## begin
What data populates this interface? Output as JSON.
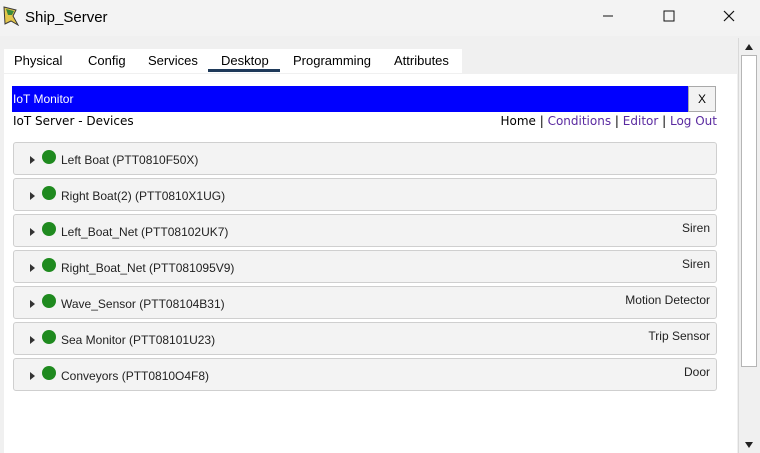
{
  "window": {
    "title": "Ship_Server",
    "icon": "packet-tracer-server-icon",
    "controls": [
      "minimize-icon",
      "maximize-icon",
      "close-icon"
    ]
  },
  "tabs": [
    {
      "label": "Physical"
    },
    {
      "label": "Config"
    },
    {
      "label": "Services"
    },
    {
      "label": "Desktop",
      "selected": true
    },
    {
      "label": "Programming"
    },
    {
      "label": "Attributes"
    }
  ],
  "monitor": {
    "title": "IoT Monitor",
    "close_label": "X",
    "subheader": "IoT Server - Devices",
    "nav": {
      "home": "Home",
      "conditions": "Conditions",
      "editor": "Editor",
      "logout": "Log Out",
      "separator": "|"
    },
    "accent_color": "#0000ff",
    "status_color": "#1f8a1f"
  },
  "devices": [
    {
      "name": "Left Boat (PTT0810F50X)",
      "type": ""
    },
    {
      "name": "Right Boat(2) (PTT0810X1UG)",
      "type": ""
    },
    {
      "name": "Left_Boat_Net (PTT08102UK7)",
      "type": "Siren"
    },
    {
      "name": "Right_Boat_Net (PTT081095V9)",
      "type": "Siren"
    },
    {
      "name": "Wave_Sensor (PTT08104B31)",
      "type": "Motion Detector"
    },
    {
      "name": "Sea Monitor (PTT08101U23)",
      "type": "Trip Sensor"
    },
    {
      "name": "Conveyors (PTT0810O4F8)",
      "type": "Door"
    }
  ]
}
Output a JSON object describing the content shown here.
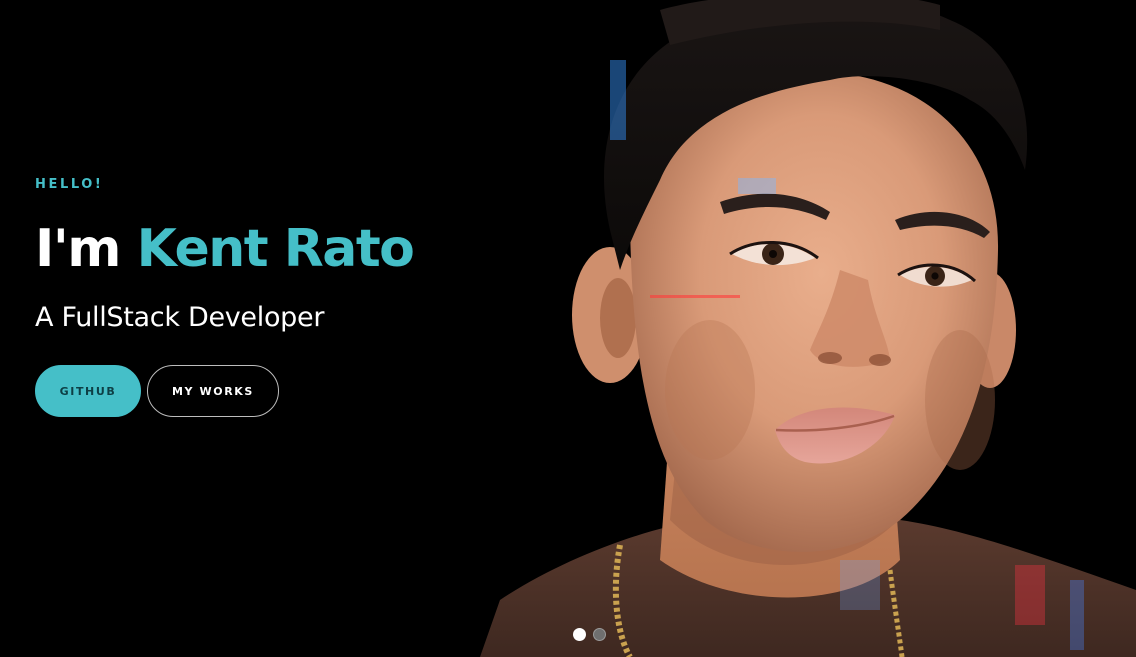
{
  "theme": {
    "accent": "#45bfc8",
    "background": "#000000",
    "text": "#ffffff"
  },
  "hero": {
    "greeting": "HELLO!",
    "headline_prefix": "I'm",
    "name": "Kent Rato",
    "role": "A FullStack Developer",
    "buttons": {
      "github_label": "GITHUB",
      "works_label": "MY WORKS"
    },
    "carousel": {
      "slide_count": 2,
      "active_index": 0
    }
  }
}
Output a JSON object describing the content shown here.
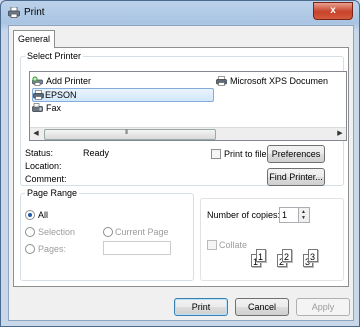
## end
### Exercise prompt
Report back each line of the entries that holds the string "name".

### Exercise output
      "name": "Left Boat (PTT0810F50X)",
      "name": "Right Boat(2) (PTT0810X1UG)",
      "name": "Left_Boat_Net (PTT08102UK7)",
      "name": "Right_Boat_Net (PTT081095V9)",
      "name": "Wave_Sensor (PTT08104B31)",
      "name": "Sea Monitor (PTT08101U23)",
      "name": "Conveyors (PTT0810O4F8)",
    "name": "Kent Rato",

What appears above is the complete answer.